## Exercise goal
Filter the records below down to lines containing "number".

── Given records

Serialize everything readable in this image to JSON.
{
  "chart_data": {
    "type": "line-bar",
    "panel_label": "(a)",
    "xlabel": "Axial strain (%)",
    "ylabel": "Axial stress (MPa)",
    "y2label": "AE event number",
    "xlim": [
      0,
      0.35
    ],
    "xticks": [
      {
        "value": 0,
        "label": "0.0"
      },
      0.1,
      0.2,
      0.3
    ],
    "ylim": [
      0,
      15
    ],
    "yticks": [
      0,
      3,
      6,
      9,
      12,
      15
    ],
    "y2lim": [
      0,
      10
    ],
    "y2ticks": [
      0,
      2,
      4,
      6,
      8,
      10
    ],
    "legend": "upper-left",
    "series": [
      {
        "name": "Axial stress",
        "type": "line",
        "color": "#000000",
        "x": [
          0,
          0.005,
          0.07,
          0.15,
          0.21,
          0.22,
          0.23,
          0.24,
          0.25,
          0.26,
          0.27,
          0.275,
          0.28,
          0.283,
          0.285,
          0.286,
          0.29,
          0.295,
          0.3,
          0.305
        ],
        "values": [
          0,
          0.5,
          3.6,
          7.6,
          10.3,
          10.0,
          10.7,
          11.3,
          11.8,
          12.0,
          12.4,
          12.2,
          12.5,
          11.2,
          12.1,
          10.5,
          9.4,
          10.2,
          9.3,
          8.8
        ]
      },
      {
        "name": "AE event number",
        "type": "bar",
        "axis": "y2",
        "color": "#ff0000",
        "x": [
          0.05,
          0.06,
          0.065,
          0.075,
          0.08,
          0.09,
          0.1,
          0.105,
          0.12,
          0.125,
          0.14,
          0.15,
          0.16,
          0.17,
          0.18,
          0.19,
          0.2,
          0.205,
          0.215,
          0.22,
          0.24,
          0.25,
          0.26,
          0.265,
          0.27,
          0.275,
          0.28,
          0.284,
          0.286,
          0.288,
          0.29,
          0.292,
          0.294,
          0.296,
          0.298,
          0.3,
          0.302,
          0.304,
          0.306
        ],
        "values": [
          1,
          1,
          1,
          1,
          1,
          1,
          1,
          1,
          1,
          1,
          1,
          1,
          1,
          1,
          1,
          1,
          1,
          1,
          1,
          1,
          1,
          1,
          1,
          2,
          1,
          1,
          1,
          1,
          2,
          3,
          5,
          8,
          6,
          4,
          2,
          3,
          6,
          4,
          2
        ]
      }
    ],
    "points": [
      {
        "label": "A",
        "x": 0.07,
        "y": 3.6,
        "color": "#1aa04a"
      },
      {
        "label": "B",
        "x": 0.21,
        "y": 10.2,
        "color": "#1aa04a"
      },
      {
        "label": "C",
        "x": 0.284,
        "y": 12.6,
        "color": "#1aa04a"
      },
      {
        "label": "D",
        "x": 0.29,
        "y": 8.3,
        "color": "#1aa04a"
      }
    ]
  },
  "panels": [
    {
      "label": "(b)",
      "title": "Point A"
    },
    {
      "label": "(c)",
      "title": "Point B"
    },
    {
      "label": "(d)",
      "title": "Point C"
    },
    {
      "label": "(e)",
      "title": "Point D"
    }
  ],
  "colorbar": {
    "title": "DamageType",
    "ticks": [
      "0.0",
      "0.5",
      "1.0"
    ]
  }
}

────

## Answer to the exercise
    "y2label": "AE event number",
        "name": "AE event number",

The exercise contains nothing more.